▶ _What the task requires_: Copy each line of the entries beneath that contains the word "this".

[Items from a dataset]
· · ·
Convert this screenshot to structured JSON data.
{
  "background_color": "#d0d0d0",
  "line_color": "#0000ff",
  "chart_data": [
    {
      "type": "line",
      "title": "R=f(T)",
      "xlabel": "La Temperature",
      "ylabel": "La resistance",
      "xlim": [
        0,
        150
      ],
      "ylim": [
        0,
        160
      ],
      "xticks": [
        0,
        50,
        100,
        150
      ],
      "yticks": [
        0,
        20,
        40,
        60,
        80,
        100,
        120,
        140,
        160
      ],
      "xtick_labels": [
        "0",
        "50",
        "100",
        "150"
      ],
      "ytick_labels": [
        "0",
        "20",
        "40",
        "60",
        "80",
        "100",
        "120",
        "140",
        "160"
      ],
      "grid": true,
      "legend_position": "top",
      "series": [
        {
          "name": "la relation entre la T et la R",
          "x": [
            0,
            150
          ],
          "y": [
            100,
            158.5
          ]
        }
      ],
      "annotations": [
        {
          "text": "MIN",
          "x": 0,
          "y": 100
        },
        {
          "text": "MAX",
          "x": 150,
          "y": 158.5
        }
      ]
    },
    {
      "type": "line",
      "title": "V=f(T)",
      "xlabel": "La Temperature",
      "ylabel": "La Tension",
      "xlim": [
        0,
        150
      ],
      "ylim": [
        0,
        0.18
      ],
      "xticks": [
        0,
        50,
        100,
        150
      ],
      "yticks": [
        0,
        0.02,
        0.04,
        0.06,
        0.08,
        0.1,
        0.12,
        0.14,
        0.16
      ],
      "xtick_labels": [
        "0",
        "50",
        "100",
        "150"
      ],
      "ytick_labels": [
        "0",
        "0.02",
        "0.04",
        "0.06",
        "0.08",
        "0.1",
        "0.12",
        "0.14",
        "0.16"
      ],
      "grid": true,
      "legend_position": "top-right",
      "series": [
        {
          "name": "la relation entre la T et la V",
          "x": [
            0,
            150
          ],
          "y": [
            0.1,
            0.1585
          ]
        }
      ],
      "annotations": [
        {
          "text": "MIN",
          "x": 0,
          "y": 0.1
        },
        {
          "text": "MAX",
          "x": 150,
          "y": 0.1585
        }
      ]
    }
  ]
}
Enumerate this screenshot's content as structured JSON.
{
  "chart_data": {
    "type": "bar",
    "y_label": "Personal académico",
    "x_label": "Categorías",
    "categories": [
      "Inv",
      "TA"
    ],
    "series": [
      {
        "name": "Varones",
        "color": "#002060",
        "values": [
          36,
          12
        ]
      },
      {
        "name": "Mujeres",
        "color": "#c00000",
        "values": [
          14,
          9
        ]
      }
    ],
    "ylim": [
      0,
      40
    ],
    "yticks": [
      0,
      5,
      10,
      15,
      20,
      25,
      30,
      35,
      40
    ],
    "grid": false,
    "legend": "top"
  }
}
· · ·
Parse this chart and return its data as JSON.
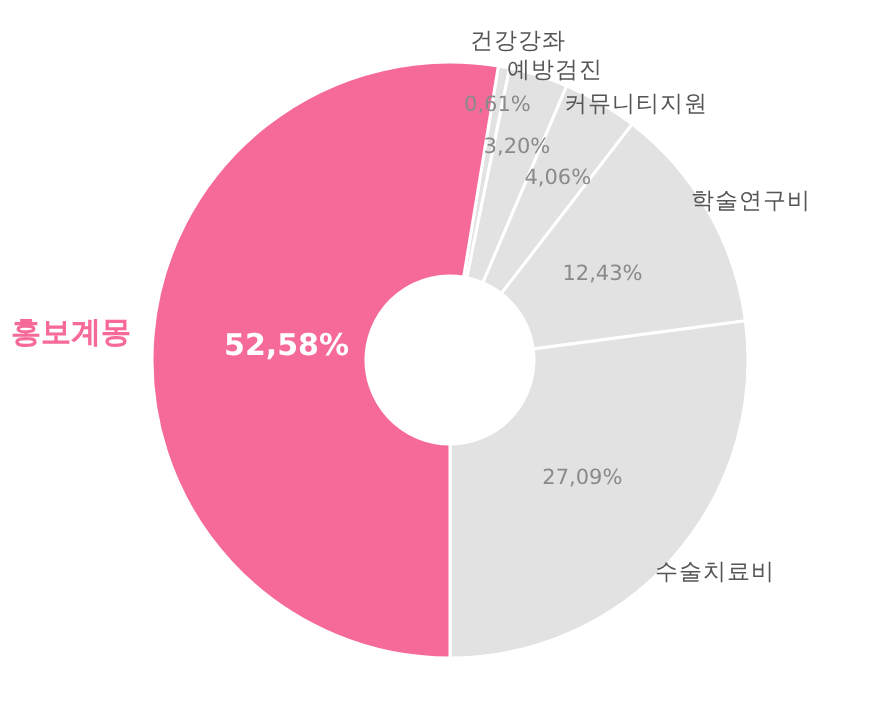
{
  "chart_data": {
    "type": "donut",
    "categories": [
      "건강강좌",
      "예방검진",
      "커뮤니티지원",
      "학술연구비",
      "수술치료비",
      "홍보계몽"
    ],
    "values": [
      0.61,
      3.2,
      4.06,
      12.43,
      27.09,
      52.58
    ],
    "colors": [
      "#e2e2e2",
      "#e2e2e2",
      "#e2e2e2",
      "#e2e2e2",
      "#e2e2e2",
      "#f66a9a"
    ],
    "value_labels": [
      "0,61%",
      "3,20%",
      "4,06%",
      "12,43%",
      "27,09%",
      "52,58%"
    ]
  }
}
· · ·
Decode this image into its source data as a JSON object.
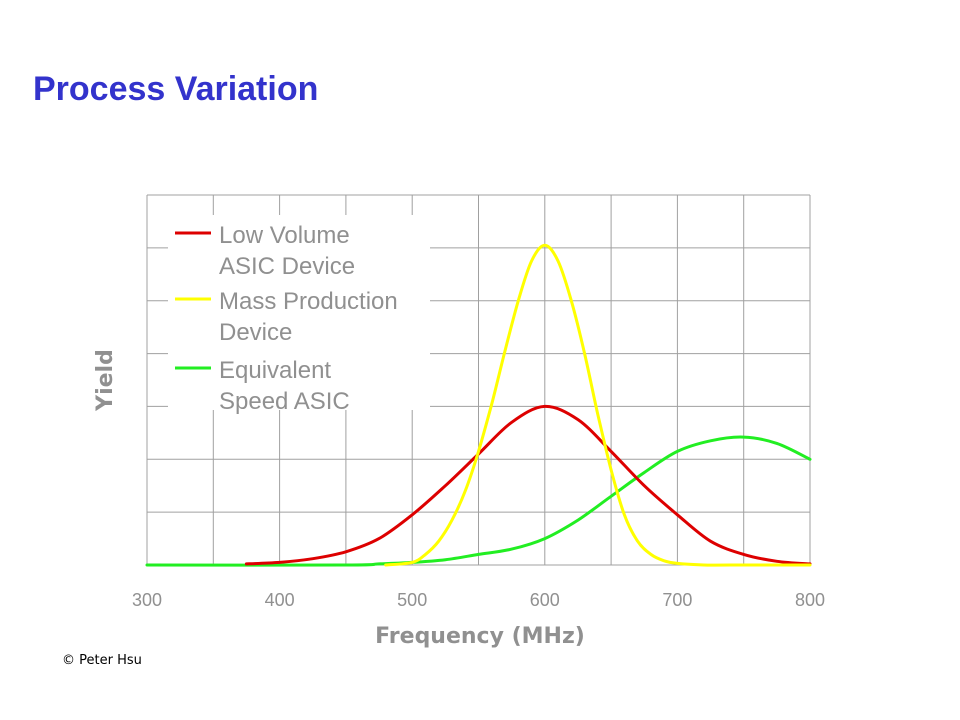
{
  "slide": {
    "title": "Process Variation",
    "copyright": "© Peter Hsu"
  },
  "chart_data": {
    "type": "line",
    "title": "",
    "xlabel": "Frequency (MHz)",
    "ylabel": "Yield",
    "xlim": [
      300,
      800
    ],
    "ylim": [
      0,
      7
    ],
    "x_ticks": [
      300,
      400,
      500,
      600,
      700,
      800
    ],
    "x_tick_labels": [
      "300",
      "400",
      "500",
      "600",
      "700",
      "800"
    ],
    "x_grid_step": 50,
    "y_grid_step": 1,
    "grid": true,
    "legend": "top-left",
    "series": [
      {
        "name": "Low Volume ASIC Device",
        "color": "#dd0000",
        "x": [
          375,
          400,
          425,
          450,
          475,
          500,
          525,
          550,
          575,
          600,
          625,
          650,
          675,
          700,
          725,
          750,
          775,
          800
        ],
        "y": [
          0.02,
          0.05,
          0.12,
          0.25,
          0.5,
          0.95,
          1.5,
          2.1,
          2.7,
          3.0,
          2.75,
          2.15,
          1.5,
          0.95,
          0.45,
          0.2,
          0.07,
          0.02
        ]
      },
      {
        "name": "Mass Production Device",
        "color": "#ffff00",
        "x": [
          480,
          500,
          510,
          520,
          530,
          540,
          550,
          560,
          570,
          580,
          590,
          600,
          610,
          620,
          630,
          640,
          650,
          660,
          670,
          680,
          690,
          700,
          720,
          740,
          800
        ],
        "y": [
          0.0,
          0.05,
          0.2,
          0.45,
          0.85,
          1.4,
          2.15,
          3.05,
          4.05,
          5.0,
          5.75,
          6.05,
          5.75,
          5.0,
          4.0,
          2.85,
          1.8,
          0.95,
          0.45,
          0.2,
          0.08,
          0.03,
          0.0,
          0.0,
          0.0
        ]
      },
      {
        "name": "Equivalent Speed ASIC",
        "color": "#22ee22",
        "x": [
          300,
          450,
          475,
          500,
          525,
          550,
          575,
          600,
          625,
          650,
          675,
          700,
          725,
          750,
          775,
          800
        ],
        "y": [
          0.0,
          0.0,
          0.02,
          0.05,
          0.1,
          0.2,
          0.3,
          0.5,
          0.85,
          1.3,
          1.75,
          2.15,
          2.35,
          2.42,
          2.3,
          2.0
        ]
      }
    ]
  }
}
· · ·
▶ _Finished answer_:
Convert this screenshot to structured JSON data.
Enumerate this screenshot's content as structured JSON.
Parse this chart and return its data as JSON.
Decode this image into its source data as a JSON object.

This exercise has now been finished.